Problem statement
Copy out all the records exactly.

** START Given records **

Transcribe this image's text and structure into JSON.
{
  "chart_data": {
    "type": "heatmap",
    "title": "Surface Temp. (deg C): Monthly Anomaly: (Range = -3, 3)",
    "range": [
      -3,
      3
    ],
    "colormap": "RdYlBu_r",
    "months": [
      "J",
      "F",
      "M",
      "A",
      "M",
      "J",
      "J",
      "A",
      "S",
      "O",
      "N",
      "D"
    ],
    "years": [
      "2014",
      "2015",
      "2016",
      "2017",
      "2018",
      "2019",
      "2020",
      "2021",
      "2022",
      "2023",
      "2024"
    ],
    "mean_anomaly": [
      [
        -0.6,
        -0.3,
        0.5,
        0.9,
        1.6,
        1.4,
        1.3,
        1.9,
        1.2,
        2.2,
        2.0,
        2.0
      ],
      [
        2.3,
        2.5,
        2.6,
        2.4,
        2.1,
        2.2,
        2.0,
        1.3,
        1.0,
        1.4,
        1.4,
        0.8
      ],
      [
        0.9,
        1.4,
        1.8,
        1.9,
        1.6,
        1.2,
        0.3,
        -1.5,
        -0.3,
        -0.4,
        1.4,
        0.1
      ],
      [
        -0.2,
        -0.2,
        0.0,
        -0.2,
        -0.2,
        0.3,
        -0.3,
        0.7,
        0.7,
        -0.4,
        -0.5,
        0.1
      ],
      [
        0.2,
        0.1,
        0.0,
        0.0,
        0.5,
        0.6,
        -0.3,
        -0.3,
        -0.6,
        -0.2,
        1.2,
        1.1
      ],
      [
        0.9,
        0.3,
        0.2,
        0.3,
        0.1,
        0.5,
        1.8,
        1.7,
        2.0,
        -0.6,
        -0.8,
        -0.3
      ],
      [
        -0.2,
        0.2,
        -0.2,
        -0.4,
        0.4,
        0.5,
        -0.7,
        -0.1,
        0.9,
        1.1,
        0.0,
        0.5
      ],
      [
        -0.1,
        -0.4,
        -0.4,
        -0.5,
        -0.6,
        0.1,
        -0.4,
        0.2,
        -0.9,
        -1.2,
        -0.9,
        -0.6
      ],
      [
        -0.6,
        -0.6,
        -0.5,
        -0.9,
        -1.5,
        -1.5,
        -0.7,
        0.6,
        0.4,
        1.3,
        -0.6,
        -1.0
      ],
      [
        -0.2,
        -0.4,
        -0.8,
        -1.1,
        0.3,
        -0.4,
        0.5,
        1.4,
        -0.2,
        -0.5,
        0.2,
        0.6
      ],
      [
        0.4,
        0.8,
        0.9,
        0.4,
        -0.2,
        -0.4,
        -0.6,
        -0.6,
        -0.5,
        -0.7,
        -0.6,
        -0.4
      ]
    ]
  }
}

** END Given records **

Problem solution
Transcribe this image's text and structure into JSON.
{
  "chart_data": {
    "type": "heatmap",
    "title": "Surface Temp. (deg C): Monthly Anomaly: (Range = -3, 3)",
    "range": [
      -3,
      3
    ],
    "colormap": "RdYlBu_r",
    "months": [
      "J",
      "F",
      "M",
      "A",
      "M",
      "J",
      "J",
      "A",
      "S",
      "O",
      "N",
      "D"
    ],
    "years": [
      "2014",
      "2015",
      "2016",
      "2017",
      "2018",
      "2019",
      "2020",
      "2021",
      "2022",
      "2023",
      "2024"
    ],
    "mean_anomaly": [
      [
        -0.6,
        -0.3,
        0.5,
        0.9,
        1.6,
        1.4,
        1.3,
        1.9,
        1.2,
        2.2,
        2.0,
        2.0
      ],
      [
        2.3,
        2.5,
        2.6,
        2.4,
        2.1,
        2.2,
        2.0,
        1.3,
        1.0,
        1.4,
        1.4,
        0.8
      ],
      [
        0.9,
        1.4,
        1.8,
        1.9,
        1.6,
        1.2,
        0.3,
        -1.5,
        -0.3,
        -0.4,
        1.4,
        0.1
      ],
      [
        -0.2,
        -0.2,
        0.0,
        -0.2,
        -0.2,
        0.3,
        -0.3,
        0.7,
        0.7,
        -0.4,
        -0.5,
        0.1
      ],
      [
        0.2,
        0.1,
        0.0,
        0.0,
        0.5,
        0.6,
        -0.3,
        -0.3,
        -0.6,
        -0.2,
        1.2,
        1.1
      ],
      [
        0.9,
        0.3,
        0.2,
        0.3,
        0.1,
        0.5,
        1.8,
        1.7,
        2.0,
        -0.6,
        -0.8,
        -0.3
      ],
      [
        -0.2,
        0.2,
        -0.2,
        -0.4,
        0.4,
        0.5,
        -0.7,
        -0.1,
        0.9,
        1.1,
        0.0,
        0.5
      ],
      [
        -0.1,
        -0.4,
        -0.4,
        -0.5,
        -0.6,
        0.1,
        -0.4,
        0.2,
        -0.9,
        -1.2,
        -0.9,
        -0.6
      ],
      [
        -0.6,
        -0.6,
        -0.5,
        -0.9,
        -1.5,
        -1.5,
        -0.7,
        0.6,
        0.4,
        1.3,
        -0.6,
        -1.0
      ],
      [
        -0.2,
        -0.4,
        -0.8,
        -1.1,
        0.3,
        -0.4,
        0.5,
        1.4,
        -0.2,
        -0.5,
        0.2,
        0.6
      ],
      [
        0.4,
        0.8,
        0.9,
        0.4,
        -0.2,
        -0.4,
        -0.6,
        -0.6,
        -0.5,
        -0.7,
        -0.6,
        -0.4
      ]
    ]
  }
}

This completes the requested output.